What needs to be done = Copy each line of the data below with the word "correspondante".

───── Supplied records

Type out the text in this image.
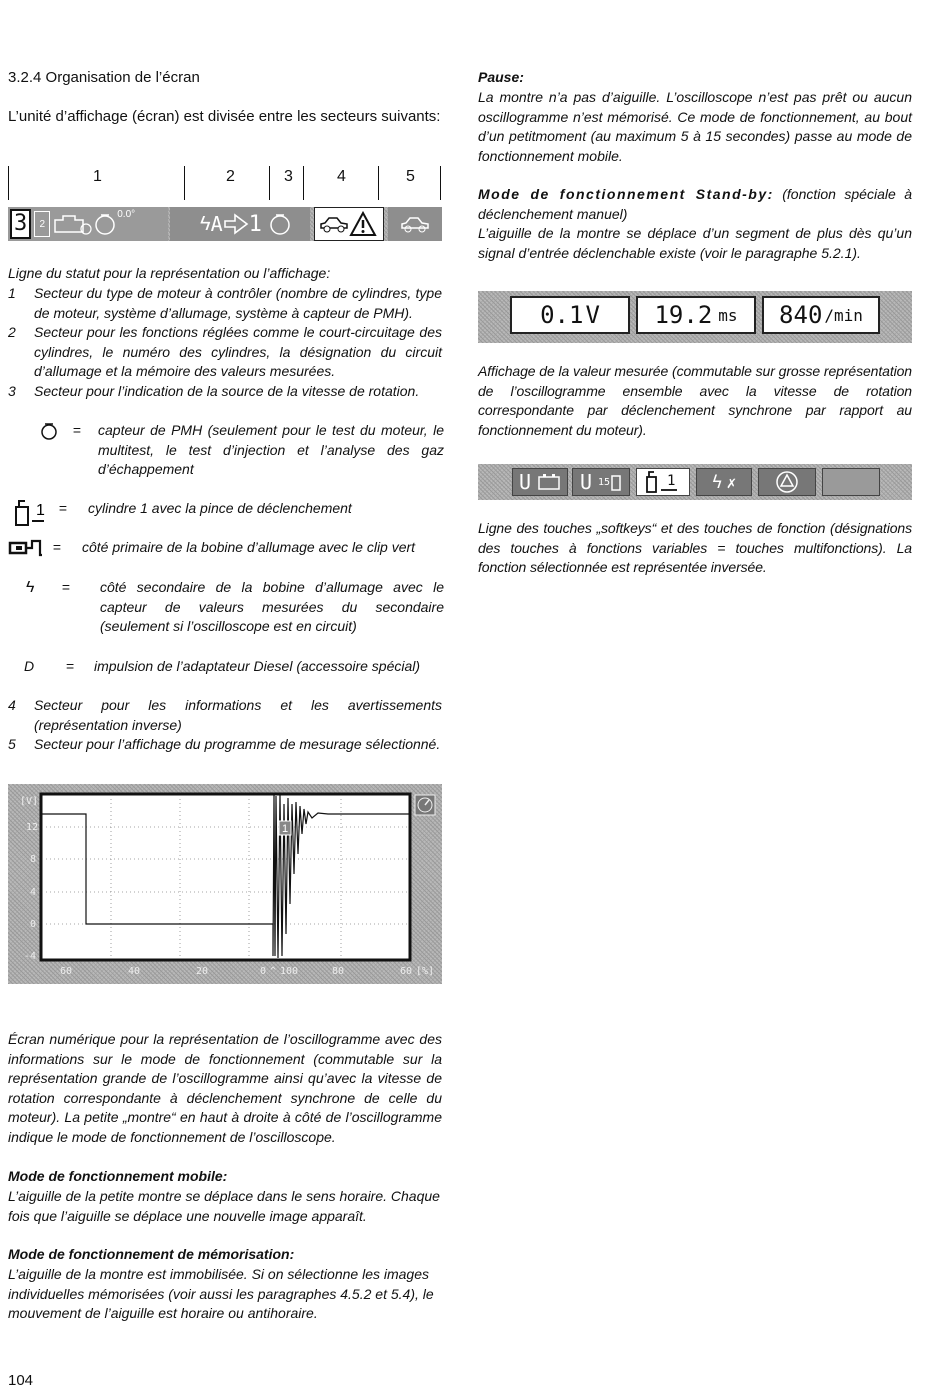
3.2.4 Organisation de l’écran
L’unité d’affichage (écran) est divisée entre les secteurs suivants:
1	2	3	4	5
3	2
0.0°	ϟ A 1
Ligne du statut pour la représentation ou l’affichage:
1	Secteur du type de moteur à contrôler (nombre de cylindres, type de moteur, système d’allumage, système à capteur de PMH).
2	Secteur pour les fonctions réglées comme le court-circuitage des cylindres, le numéro des cylindres, la désignation du circuit d’allumage et la mémoire des valeurs mesurées.
3	Secteur pour l’indication de la source de la vitesse de rotation.
=	capteur de PMH (seulement pour le test du moteur, le multitest, le test d’injection et l’analyse des gaz d’échappement
1	=	cylindre 1 avec la pince de déclenchement
=	côté primaire de la bobine d’allumage avec le clip vert
ϟ =	côté secondaire de la bobine d’allumage avec le capteur de valeurs mesurées du secondaire (seulement si l’oscilloscope est en circuit)
D =	impulsion de l’adaptateur Diesel (accessoire spécial)
4	Secteur pour les informations et les avertissements (représentation inverse)
5	Secteur pour l’affichage du programme de mesurage sélectionné.
1
[V]
12
8
4
0
-4
60	40	20	0 ^ 100	80	60 [%]
Écran numérique pour la représentation de l’oscillogramme avec des informations sur le mode de fonctionnement (commutable sur la représentation grande de l’oscillogramme ainsi qu’avec la vitesse de rotation correspondante à déclenchement synchrone de celle du moteur). La petite „montre“ en haut à droite à côté de l’oscillogramme indique le mode de fonctionnement de l’oscilloscope.
Mode de fonctionnement mobile:
L’aiguille de la petite montre se déplace dans le sens horaire. Chaque fois que l’aiguille se déplace une nouvelle image apparaît.
Mode de fonctionnement de mémorisation:
L’aiguille de la montre est immobilisée. Si on sélectionne les images individuelles mémorisées (voir aussi les paragraphes 4.5.2 et 5.4), le mouvement de l’aiguille est horaire ou antihoraire.
104
Pause:
La montre n’a pas d’aiguille. L’oscilloscope n’est pas prêt ou aucun oscillogramme n’est mémorisé. Ce mode de fonctionnement, au bout d’un petitmoment (au maximum 5 à 15 secondes) passe au mode de fonctionnement mobile.
Mode de fonctionnement Stand-by: (fonction spéciale à déclenchement manuel)
L’aiguille de la montre se déplace d’un segment de plus dès qu’un signal d’entrée déclenchable existe (voir le paragraphe 5.2.1).
0.1 V 19.2 ms 840 /min
Affichage de la valeur mesurée (commutable sur grosse représentation de l’oscillogramme ensemble avec la vitesse de rotation correspondante par déclenchement synchrone par rapport au fonctionnement du moteur).
U U 15	1 ϟ ✗
Ligne des touches „softkeys“ et des touches de fonction (désignations des touches à fonctions variables = touches multifonctions). La fonction sélectionnée est représentée inversée.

──────────

Exercise answer =
Écran numérique pour la représentation de l’oscillogramme avec des informations sur le mode de fonctionnement (commutable sur la représentation grande de l’oscillogramme ainsi qu’avec la vitesse de rotation correspondante à déclenchement synchrone de celle du moteur). La petite „montre“ en haut à droite à côté de l’oscillogramme indique le mode de fonctionnement de l’oscilloscope.
Affichage de la valeur mesurée (commutable sur grosse représentation de l’oscillogramme ensemble avec la vitesse de rotation correspondante par déclenchement synchrone par rapport au fonctionnement du moteur).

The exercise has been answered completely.